— Begin MATERIAL SHOWN —
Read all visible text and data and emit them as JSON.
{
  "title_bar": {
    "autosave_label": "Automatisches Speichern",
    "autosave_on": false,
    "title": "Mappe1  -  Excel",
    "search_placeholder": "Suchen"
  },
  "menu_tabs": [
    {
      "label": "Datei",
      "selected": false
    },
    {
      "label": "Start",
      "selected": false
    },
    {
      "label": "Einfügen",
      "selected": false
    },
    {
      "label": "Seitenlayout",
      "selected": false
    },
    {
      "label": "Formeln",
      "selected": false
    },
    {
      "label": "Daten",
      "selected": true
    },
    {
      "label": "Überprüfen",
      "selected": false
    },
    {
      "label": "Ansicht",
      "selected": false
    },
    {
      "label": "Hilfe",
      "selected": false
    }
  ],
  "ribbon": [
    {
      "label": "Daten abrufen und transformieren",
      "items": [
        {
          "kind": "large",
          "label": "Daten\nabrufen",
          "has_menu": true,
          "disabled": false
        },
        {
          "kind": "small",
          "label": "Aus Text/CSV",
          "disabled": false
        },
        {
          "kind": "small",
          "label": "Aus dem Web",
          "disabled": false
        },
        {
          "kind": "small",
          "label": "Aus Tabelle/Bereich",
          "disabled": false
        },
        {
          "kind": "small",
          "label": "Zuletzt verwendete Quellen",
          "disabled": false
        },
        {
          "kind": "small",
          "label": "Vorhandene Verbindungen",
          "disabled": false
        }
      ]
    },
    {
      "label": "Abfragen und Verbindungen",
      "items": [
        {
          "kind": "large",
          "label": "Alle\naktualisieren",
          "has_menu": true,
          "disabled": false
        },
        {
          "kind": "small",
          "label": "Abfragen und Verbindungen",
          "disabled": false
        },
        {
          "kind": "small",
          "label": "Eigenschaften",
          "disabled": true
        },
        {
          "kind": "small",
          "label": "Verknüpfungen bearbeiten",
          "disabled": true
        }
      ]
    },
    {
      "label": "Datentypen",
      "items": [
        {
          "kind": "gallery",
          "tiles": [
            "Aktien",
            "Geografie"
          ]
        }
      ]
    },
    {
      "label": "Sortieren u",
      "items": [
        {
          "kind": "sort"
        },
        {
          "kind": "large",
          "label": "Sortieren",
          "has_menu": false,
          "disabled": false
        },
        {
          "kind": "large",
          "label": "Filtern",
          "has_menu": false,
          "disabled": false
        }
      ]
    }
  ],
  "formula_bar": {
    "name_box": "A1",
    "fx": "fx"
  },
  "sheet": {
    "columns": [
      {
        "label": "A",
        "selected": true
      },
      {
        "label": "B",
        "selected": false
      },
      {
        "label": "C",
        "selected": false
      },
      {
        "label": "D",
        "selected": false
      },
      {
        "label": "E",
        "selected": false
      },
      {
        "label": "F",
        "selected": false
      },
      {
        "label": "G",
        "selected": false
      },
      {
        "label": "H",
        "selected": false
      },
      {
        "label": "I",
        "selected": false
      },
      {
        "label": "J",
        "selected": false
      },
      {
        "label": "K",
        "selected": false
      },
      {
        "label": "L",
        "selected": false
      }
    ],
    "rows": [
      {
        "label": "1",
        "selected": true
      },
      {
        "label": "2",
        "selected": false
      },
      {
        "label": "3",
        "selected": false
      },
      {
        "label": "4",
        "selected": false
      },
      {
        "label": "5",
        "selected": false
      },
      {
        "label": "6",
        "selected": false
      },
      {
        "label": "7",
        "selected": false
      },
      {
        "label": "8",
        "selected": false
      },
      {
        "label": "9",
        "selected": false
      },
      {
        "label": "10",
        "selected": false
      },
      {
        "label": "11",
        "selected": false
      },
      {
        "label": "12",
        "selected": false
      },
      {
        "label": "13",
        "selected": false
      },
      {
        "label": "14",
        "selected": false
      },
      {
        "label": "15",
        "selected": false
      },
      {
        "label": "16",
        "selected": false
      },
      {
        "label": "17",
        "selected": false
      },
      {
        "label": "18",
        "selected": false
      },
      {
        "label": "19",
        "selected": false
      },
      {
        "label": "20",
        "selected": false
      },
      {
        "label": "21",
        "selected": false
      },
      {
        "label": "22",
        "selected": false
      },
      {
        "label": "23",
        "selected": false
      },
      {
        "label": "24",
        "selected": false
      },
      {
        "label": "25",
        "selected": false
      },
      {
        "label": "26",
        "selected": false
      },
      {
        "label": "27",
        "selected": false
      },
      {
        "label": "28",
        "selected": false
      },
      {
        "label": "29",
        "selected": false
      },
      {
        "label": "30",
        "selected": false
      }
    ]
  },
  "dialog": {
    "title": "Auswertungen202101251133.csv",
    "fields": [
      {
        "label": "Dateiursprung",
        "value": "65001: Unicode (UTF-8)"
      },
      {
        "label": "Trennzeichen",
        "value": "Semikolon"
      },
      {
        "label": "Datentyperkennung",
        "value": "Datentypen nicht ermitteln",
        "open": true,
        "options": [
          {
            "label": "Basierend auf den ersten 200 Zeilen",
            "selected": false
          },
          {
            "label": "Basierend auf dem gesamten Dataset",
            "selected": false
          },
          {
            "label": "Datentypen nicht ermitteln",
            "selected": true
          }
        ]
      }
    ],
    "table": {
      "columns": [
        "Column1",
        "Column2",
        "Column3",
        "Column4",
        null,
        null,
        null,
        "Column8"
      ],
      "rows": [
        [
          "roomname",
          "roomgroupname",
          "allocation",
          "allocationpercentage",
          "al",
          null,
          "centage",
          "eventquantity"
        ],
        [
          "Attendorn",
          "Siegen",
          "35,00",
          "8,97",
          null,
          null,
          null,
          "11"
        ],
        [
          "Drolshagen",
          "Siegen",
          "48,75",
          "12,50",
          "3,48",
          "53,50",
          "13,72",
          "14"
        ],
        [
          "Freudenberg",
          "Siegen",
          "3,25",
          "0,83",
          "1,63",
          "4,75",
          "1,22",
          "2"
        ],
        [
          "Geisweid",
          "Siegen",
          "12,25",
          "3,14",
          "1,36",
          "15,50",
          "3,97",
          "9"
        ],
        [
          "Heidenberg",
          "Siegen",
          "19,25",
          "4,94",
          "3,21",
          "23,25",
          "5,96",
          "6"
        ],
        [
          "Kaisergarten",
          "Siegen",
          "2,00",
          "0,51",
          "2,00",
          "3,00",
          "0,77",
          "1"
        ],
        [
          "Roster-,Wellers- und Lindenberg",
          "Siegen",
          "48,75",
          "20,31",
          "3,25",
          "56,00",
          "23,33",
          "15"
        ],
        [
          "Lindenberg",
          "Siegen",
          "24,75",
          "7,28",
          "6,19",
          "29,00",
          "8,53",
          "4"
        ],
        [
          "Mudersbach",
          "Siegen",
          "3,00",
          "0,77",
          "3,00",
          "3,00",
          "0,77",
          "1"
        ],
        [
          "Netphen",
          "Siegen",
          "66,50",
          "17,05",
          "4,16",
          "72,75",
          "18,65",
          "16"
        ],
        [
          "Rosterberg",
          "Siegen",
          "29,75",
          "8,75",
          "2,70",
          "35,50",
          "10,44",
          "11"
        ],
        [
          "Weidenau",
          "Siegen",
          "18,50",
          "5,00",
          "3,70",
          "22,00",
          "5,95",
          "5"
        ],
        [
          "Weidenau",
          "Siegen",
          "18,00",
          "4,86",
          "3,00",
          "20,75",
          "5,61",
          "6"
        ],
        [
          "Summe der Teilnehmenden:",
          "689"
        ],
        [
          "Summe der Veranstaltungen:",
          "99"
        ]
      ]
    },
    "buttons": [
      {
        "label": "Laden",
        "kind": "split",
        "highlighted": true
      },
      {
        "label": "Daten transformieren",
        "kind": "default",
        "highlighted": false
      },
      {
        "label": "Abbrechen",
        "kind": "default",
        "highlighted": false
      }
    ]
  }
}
— End MATERIAL SHOWN —
§ **DIRECTIONS**: Copy every line exactly. Leave nothing out.

§ **CORRECT OUTPUT**:
Read all visible text and data and emit them as JSON.
{
  "title_bar": {
    "autosave_label": "Automatisches Speichern",
    "autosave_on": false,
    "title": "Mappe1  -  Excel",
    "search_placeholder": "Suchen"
  },
  "menu_tabs": [
    {
      "label": "Datei",
      "selected": false
    },
    {
      "label": "Start",
      "selected": false
    },
    {
      "label": "Einfügen",
      "selected": false
    },
    {
      "label": "Seitenlayout",
      "selected": false
    },
    {
      "label": "Formeln",
      "selected": false
    },
    {
      "label": "Daten",
      "selected": true
    },
    {
      "label": "Überprüfen",
      "selected": false
    },
    {
      "label": "Ansicht",
      "selected": false
    },
    {
      "label": "Hilfe",
      "selected": false
    }
  ],
  "ribbon": [
    {
      "label": "Daten abrufen und transformieren",
      "items": [
        {
          "kind": "large",
          "label": "Daten\nabrufen",
          "has_menu": true,
          "disabled": false
        },
        {
          "kind": "small",
          "label": "Aus Text/CSV",
          "disabled": false
        },
        {
          "kind": "small",
          "label": "Aus dem Web",
          "disabled": false
        },
        {
          "kind": "small",
          "label": "Aus Tabelle/Bereich",
          "disabled": false
        },
        {
          "kind": "small",
          "label": "Zuletzt verwendete Quellen",
          "disabled": false
        },
        {
          "kind": "small",
          "label": "Vorhandene Verbindungen",
          "disabled": false
        }
      ]
    },
    {
      "label": "Abfragen und Verbindungen",
      "items": [
        {
          "kind": "large",
          "label": "Alle\naktualisieren",
          "has_menu": true,
          "disabled": false
        },
        {
          "kind": "small",
          "label": "Abfragen und Verbindungen",
          "disabled": false
        },
        {
          "kind": "small",
          "label": "Eigenschaften",
          "disabled": true
        },
        {
          "kind": "small",
          "label": "Verknüpfungen bearbeiten",
          "disabled": true
        }
      ]
    },
    {
      "label": "Datentypen",
      "items": [
        {
          "kind": "gallery",
          "tiles": [
            "Aktien",
            "Geografie"
          ]
        }
      ]
    },
    {
      "label": "Sortieren u",
      "items": [
        {
          "kind": "sort"
        },
        {
          "kind": "large",
          "label": "Sortieren",
          "has_menu": false,
          "disabled": false
        },
        {
          "kind": "large",
          "label": "Filtern",
          "has_menu": false,
          "disabled": false
        }
      ]
    }
  ],
  "formula_bar": {
    "name_box": "A1",
    "fx": "fx"
  },
  "sheet": {
    "columns": [
      {
        "label": "A",
        "selected": true
      },
      {
        "label": "B",
        "selected": false
      },
      {
        "label": "C",
        "selected": false
      },
      {
        "label": "D",
        "selected": false
      },
      {
        "label": "E",
        "selected": false
      },
      {
        "label": "F",
        "selected": false
      },
      {
        "label": "G",
        "selected": false
      },
      {
        "label": "H",
        "selected": false
      },
      {
        "label": "I",
        "selected": false
      },
      {
        "label": "J",
        "selected": false
      },
      {
        "label": "K",
        "selected": false
      },
      {
        "label": "L",
        "selected": false
      }
    ],
    "rows": [
      {
        "label": "1",
        "selected": true
      },
      {
        "label": "2",
        "selected": false
      },
      {
        "label": "3",
        "selected": false
      },
      {
        "label": "4",
        "selected": false
      },
      {
        "label": "5",
        "selected": false
      },
      {
        "label": "6",
        "selected": false
      },
      {
        "label": "7",
        "selected": false
      },
      {
        "label": "8",
        "selected": false
      },
      {
        "label": "9",
        "selected": false
      },
      {
        "label": "10",
        "selected": false
      },
      {
        "label": "11",
        "selected": false
      },
      {
        "label": "12",
        "selected": false
      },
      {
        "label": "13",
        "selected": false
      },
      {
        "label": "14",
        "selected": false
      },
      {
        "label": "15",
        "selected": false
      },
      {
        "label": "16",
        "selected": false
      },
      {
        "label": "17",
        "selected": false
      },
      {
        "label": "18",
        "selected": false
      },
      {
        "label": "19",
        "selected": false
      },
      {
        "label": "20",
        "selected": false
      },
      {
        "label": "21",
        "selected": false
      },
      {
        "label": "22",
        "selected": false
      },
      {
        "label": "23",
        "selected": false
      },
      {
        "label": "24",
        "selected": false
      },
      {
        "label": "25",
        "selected": false
      },
      {
        "label": "26",
        "selected": false
      },
      {
        "label": "27",
        "selected": false
      },
      {
        "label": "28",
        "selected": false
      },
      {
        "label": "29",
        "selected": false
      },
      {
        "label": "30",
        "selected": false
      }
    ]
  },
  "dialog": {
    "title": "Auswertungen202101251133.csv",
    "fields": [
      {
        "label": "Dateiursprung",
        "value": "65001: Unicode (UTF-8)"
      },
      {
        "label": "Trennzeichen",
        "value": "Semikolon"
      },
      {
        "label": "Datentyperkennung",
        "value": "Datentypen nicht ermitteln",
        "open": true,
        "options": [
          {
            "label": "Basierend auf den ersten 200 Zeilen",
            "selected": false
          },
          {
            "label": "Basierend auf dem gesamten Dataset",
            "selected": false
          },
          {
            "label": "Datentypen nicht ermitteln",
            "selected": true
          }
        ]
      }
    ],
    "table": {
      "columns": [
        "Column1",
        "Column2",
        "Column3",
        "Column4",
        null,
        null,
        null,
        "Column8"
      ],
      "rows": [
        [
          "roomname",
          "roomgroupname",
          "allocation",
          "allocationpercentage",
          "al",
          null,
          "centage",
          "eventquantity"
        ],
        [
          "Attendorn",
          "Siegen",
          "35,00",
          "8,97",
          null,
          null,
          null,
          "11"
        ],
        [
          "Drolshagen",
          "Siegen",
          "48,75",
          "12,50",
          "3,48",
          "53,50",
          "13,72",
          "14"
        ],
        [
          "Freudenberg",
          "Siegen",
          "3,25",
          "0,83",
          "1,63",
          "4,75",
          "1,22",
          "2"
        ],
        [
          "Geisweid",
          "Siegen",
          "12,25",
          "3,14",
          "1,36",
          "15,50",
          "3,97",
          "9"
        ],
        [
          "Heidenberg",
          "Siegen",
          "19,25",
          "4,94",
          "3,21",
          "23,25",
          "5,96",
          "6"
        ],
        [
          "Kaisergarten",
          "Siegen",
          "2,00",
          "0,51",
          "2,00",
          "3,00",
          "0,77",
          "1"
        ],
        [
          "Roster-,Wellers- und Lindenberg",
          "Siegen",
          "48,75",
          "20,31",
          "3,25",
          "56,00",
          "23,33",
          "15"
        ],
        [
          "Lindenberg",
          "Siegen",
          "24,75",
          "7,28",
          "6,19",
          "29,00",
          "8,53",
          "4"
        ],
        [
          "Mudersbach",
          "Siegen",
          "3,00",
          "0,77",
          "3,00",
          "3,00",
          "0,77",
          "1"
        ],
        [
          "Netphen",
          "Siegen",
          "66,50",
          "17,05",
          "4,16",
          "72,75",
          "18,65",
          "16"
        ],
        [
          "Rosterberg",
          "Siegen",
          "29,75",
          "8,75",
          "2,70",
          "35,50",
          "10,44",
          "11"
        ],
        [
          "Weidenau",
          "Siegen",
          "18,50",
          "5,00",
          "3,70",
          "22,00",
          "5,95",
          "5"
        ],
        [
          "Weidenau",
          "Siegen",
          "18,00",
          "4,86",
          "3,00",
          "20,75",
          "5,61",
          "6"
        ],
        [
          "Summe der Teilnehmenden:",
          "689"
        ],
        [
          "Summe der Veranstaltungen:",
          "99"
        ]
      ]
    },
    "buttons": [
      {
        "label": "Laden",
        "kind": "split",
        "highlighted": true
      },
      {
        "label": "Daten transformieren",
        "kind": "default",
        "highlighted": false
      },
      {
        "label": "Abbrechen",
        "kind": "default",
        "highlighted": false
      }
    ]
  }
}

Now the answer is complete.